* Begin Data *

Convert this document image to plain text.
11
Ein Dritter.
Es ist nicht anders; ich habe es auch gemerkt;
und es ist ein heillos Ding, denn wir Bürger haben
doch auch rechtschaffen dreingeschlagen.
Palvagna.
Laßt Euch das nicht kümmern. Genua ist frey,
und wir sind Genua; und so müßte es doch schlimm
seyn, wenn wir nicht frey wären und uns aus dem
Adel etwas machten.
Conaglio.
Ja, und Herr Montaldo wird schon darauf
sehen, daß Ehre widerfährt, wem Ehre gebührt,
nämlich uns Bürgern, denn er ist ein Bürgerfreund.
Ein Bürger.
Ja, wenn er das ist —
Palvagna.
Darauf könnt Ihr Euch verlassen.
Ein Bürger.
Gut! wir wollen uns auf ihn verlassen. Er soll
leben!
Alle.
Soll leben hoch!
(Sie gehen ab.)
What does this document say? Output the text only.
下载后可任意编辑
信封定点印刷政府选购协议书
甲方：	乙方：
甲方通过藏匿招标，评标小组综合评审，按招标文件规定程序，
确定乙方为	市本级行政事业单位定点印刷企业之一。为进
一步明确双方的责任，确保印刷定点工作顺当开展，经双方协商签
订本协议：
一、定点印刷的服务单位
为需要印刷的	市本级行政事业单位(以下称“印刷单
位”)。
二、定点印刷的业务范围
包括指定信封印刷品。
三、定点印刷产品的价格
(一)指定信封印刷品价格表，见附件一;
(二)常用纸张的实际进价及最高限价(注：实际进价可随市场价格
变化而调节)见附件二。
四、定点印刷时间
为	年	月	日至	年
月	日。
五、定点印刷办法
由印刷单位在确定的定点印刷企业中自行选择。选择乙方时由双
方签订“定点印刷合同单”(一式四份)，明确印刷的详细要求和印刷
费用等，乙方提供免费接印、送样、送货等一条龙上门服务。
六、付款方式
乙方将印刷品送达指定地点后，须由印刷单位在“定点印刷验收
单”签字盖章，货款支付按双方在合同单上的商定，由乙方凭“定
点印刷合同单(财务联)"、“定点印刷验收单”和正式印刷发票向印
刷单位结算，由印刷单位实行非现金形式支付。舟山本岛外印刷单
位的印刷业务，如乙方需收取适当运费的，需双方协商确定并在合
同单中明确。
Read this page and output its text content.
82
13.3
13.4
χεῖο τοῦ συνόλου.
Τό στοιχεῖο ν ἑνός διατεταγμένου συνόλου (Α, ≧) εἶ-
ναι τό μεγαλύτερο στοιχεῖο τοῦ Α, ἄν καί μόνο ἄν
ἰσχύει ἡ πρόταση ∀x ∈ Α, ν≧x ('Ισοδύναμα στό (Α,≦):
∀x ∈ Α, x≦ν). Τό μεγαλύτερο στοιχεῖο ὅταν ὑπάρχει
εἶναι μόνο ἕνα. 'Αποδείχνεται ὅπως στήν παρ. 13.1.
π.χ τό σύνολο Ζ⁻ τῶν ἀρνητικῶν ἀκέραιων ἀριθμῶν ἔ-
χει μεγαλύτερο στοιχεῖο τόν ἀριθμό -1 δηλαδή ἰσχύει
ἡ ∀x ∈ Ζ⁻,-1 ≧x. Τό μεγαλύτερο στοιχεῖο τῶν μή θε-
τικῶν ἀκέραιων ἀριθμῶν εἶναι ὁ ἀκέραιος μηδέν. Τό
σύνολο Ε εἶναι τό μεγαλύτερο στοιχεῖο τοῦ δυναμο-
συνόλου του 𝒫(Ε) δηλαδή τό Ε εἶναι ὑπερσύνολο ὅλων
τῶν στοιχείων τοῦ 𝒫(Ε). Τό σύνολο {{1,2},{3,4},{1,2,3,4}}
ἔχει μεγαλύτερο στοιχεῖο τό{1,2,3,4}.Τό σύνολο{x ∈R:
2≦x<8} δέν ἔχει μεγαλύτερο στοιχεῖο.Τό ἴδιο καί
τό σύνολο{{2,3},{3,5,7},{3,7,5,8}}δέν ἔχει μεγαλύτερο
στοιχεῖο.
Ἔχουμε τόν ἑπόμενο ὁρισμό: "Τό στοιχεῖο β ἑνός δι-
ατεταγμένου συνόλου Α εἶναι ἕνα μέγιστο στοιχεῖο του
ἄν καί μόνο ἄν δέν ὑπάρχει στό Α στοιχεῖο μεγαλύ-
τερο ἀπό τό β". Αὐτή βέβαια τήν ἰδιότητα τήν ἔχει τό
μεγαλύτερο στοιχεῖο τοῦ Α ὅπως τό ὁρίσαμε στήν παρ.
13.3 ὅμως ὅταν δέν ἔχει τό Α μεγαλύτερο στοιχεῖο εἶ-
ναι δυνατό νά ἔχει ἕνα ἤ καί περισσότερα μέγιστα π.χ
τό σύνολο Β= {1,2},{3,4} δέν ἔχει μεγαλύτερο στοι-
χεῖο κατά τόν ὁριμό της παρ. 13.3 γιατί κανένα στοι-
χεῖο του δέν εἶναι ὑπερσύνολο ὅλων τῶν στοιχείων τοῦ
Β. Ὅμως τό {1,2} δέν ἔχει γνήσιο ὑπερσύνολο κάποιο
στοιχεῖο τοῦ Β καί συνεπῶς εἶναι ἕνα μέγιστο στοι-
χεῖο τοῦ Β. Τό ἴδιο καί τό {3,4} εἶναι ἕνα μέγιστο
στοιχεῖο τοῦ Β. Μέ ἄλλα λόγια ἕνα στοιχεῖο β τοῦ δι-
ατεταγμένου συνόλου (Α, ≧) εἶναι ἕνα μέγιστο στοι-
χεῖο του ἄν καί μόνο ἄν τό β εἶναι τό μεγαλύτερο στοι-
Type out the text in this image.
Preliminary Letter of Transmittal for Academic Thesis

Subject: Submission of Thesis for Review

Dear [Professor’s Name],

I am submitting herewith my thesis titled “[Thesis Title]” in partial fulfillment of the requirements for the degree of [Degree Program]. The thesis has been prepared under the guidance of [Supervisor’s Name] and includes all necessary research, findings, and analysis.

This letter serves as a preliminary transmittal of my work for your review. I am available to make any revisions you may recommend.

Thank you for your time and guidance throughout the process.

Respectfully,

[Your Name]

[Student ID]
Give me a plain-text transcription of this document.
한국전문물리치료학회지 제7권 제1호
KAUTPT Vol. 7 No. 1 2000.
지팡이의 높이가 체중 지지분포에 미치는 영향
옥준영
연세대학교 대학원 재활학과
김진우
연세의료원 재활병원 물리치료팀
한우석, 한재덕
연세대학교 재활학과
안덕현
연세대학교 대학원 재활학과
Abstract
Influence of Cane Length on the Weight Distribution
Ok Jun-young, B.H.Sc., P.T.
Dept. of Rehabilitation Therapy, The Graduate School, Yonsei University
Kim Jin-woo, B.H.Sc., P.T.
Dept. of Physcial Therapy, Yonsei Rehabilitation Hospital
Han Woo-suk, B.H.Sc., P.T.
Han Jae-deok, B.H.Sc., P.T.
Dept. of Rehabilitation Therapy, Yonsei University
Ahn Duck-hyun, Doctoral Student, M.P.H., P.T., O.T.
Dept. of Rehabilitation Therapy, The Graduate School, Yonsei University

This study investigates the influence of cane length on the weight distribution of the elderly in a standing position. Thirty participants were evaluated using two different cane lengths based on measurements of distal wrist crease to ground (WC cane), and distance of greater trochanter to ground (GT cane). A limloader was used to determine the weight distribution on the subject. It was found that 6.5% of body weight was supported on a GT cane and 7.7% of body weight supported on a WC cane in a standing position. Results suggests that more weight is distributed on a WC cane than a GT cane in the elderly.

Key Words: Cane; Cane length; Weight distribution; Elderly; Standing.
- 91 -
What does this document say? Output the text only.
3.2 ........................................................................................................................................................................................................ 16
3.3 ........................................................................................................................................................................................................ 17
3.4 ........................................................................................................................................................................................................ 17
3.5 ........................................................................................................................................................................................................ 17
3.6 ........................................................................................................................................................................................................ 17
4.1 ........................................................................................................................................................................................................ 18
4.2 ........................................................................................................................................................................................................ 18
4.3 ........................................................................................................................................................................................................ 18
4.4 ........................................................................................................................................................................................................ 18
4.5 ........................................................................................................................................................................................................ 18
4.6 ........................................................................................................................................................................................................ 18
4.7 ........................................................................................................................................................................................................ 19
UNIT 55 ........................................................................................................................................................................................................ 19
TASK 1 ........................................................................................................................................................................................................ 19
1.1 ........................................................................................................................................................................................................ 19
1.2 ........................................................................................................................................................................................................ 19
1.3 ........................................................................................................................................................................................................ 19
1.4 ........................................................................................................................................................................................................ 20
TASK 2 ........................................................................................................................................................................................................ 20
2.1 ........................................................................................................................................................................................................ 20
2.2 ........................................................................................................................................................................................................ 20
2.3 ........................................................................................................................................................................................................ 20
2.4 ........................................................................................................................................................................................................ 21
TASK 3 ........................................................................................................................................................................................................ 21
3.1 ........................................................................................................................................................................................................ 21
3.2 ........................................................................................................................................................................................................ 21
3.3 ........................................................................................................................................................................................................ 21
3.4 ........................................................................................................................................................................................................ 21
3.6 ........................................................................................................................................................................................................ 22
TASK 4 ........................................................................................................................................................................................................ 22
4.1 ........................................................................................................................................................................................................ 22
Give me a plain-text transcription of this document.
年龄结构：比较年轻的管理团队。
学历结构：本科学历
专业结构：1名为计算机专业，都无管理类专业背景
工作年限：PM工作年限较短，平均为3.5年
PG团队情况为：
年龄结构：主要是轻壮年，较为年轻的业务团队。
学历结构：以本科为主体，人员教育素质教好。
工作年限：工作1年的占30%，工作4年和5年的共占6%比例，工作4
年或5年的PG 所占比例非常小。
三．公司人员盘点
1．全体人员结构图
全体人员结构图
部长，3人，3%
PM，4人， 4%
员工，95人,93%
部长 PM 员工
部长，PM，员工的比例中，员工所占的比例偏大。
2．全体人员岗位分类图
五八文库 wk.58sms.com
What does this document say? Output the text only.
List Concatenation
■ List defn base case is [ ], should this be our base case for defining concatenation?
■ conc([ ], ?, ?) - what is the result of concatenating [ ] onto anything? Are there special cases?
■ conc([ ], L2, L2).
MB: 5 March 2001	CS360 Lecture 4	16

* End Data *

◆ **Goal**: Count how many lines of the listing above include "年龄结构" and report that number alone.

◆ **Task solution**: 2